Transcribe the entries that follow, word for word.
BEGIN Data section
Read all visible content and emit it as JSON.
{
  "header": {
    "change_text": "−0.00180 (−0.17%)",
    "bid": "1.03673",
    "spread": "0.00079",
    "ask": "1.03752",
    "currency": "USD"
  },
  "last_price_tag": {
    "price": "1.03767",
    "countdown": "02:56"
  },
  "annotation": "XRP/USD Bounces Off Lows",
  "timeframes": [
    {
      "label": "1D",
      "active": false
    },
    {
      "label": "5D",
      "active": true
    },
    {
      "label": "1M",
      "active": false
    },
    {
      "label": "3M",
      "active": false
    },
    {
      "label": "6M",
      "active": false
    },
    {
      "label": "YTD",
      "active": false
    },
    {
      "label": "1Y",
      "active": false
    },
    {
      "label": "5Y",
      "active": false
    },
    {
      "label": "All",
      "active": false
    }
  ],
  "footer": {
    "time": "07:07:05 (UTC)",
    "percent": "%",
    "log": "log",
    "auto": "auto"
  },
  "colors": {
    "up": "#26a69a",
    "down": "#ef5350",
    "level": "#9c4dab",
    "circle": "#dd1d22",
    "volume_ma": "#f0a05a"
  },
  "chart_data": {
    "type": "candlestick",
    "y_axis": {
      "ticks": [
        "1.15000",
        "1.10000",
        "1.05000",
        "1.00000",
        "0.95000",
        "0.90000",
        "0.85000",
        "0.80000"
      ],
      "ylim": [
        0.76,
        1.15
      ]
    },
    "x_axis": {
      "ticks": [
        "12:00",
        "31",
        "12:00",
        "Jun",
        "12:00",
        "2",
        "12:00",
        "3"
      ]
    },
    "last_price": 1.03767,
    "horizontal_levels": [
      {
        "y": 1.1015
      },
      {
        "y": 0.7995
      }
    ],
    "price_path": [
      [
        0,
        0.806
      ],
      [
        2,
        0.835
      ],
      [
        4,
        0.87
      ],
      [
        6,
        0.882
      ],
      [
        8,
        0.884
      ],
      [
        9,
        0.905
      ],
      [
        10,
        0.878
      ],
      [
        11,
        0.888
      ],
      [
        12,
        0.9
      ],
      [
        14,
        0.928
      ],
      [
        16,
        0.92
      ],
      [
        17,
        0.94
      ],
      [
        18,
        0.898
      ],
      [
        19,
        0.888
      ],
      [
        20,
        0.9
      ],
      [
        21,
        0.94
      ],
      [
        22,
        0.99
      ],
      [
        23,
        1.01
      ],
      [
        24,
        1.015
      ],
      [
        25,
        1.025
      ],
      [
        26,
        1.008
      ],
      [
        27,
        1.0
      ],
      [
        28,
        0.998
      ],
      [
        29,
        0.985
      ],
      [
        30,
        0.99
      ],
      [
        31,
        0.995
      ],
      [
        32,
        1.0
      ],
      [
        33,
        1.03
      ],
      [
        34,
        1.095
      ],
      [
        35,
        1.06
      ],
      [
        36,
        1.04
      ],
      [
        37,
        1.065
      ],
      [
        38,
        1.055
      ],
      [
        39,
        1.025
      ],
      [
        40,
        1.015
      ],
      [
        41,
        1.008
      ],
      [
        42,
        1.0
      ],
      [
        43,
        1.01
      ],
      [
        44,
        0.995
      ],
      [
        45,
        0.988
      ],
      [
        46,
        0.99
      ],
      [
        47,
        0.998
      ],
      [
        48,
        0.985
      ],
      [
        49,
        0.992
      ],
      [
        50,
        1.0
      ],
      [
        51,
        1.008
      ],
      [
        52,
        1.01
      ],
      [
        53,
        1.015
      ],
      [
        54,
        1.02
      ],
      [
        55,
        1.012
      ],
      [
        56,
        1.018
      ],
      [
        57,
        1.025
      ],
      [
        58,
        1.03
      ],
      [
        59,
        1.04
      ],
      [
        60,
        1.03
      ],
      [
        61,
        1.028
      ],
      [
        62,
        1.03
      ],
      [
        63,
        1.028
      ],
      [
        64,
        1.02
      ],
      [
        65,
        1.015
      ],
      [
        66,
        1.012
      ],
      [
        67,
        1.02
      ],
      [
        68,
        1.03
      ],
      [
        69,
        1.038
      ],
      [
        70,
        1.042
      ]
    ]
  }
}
END Data section
▶ _Finished answer_:
Read all visible content and emit it as JSON.
{
  "header": {
    "change_text": "−0.00180 (−0.17%)",
    "bid": "1.03673",
    "spread": "0.00079",
    "ask": "1.03752",
    "currency": "USD"
  },
  "last_price_tag": {
    "price": "1.03767",
    "countdown": "02:56"
  },
  "annotation": "XRP/USD Bounces Off Lows",
  "timeframes": [
    {
      "label": "1D",
      "active": false
    },
    {
      "label": "5D",
      "active": true
    },
    {
      "label": "1M",
      "active": false
    },
    {
      "label": "3M",
      "active": false
    },
    {
      "label": "6M",
      "active": false
    },
    {
      "label": "YTD",
      "active": false
    },
    {
      "label": "1Y",
      "active": false
    },
    {
      "label": "5Y",
      "active": false
    },
    {
      "label": "All",
      "active": false
    }
  ],
  "footer": {
    "time": "07:07:05 (UTC)",
    "percent": "%",
    "log": "log",
    "auto": "auto"
  },
  "colors": {
    "up": "#26a69a",
    "down": "#ef5350",
    "level": "#9c4dab",
    "circle": "#dd1d22",
    "volume_ma": "#f0a05a"
  },
  "chart_data": {
    "type": "candlestick",
    "y_axis": {
      "ticks": [
        "1.15000",
        "1.10000",
        "1.05000",
        "1.00000",
        "0.95000",
        "0.90000",
        "0.85000",
        "0.80000"
      ],
      "ylim": [
        0.76,
        1.15
      ]
    },
    "x_axis": {
      "ticks": [
        "12:00",
        "31",
        "12:00",
        "Jun",
        "12:00",
        "2",
        "12:00",
        "3"
      ]
    },
    "last_price": 1.03767,
    "horizontal_levels": [
      {
        "y": 1.1015
      },
      {
        "y": 0.7995
      }
    ],
    "price_path": [
      [
        0,
        0.806
      ],
      [
        2,
        0.835
      ],
      [
        4,
        0.87
      ],
      [
        6,
        0.882
      ],
      [
        8,
        0.884
      ],
      [
        9,
        0.905
      ],
      [
        10,
        0.878
      ],
      [
        11,
        0.888
      ],
      [
        12,
        0.9
      ],
      [
        14,
        0.928
      ],
      [
        16,
        0.92
      ],
      [
        17,
        0.94
      ],
      [
        18,
        0.898
      ],
      [
        19,
        0.888
      ],
      [
        20,
        0.9
      ],
      [
        21,
        0.94
      ],
      [
        22,
        0.99
      ],
      [
        23,
        1.01
      ],
      [
        24,
        1.015
      ],
      [
        25,
        1.025
      ],
      [
        26,
        1.008
      ],
      [
        27,
        1.0
      ],
      [
        28,
        0.998
      ],
      [
        29,
        0.985
      ],
      [
        30,
        0.99
      ],
      [
        31,
        0.995
      ],
      [
        32,
        1.0
      ],
      [
        33,
        1.03
      ],
      [
        34,
        1.095
      ],
      [
        35,
        1.06
      ],
      [
        36,
        1.04
      ],
      [
        37,
        1.065
      ],
      [
        38,
        1.055
      ],
      [
        39,
        1.025
      ],
      [
        40,
        1.015
      ],
      [
        41,
        1.008
      ],
      [
        42,
        1.0
      ],
      [
        43,
        1.01
      ],
      [
        44,
        0.995
      ],
      [
        45,
        0.988
      ],
      [
        46,
        0.99
      ],
      [
        47,
        0.998
      ],
      [
        48,
        0.985
      ],
      [
        49,
        0.992
      ],
      [
        50,
        1.0
      ],
      [
        51,
        1.008
      ],
      [
        52,
        1.01
      ],
      [
        53,
        1.015
      ],
      [
        54,
        1.02
      ],
      [
        55,
        1.012
      ],
      [
        56,
        1.018
      ],
      [
        57,
        1.025
      ],
      [
        58,
        1.03
      ],
      [
        59,
        1.04
      ],
      [
        60,
        1.03
      ],
      [
        61,
        1.028
      ],
      [
        62,
        1.03
      ],
      [
        63,
        1.028
      ],
      [
        64,
        1.02
      ],
      [
        65,
        1.015
      ],
      [
        66,
        1.012
      ],
      [
        67,
        1.02
      ],
      [
        68,
        1.03
      ],
      [
        69,
        1.038
      ],
      [
        70,
        1.042
      ]
    ]
  }
}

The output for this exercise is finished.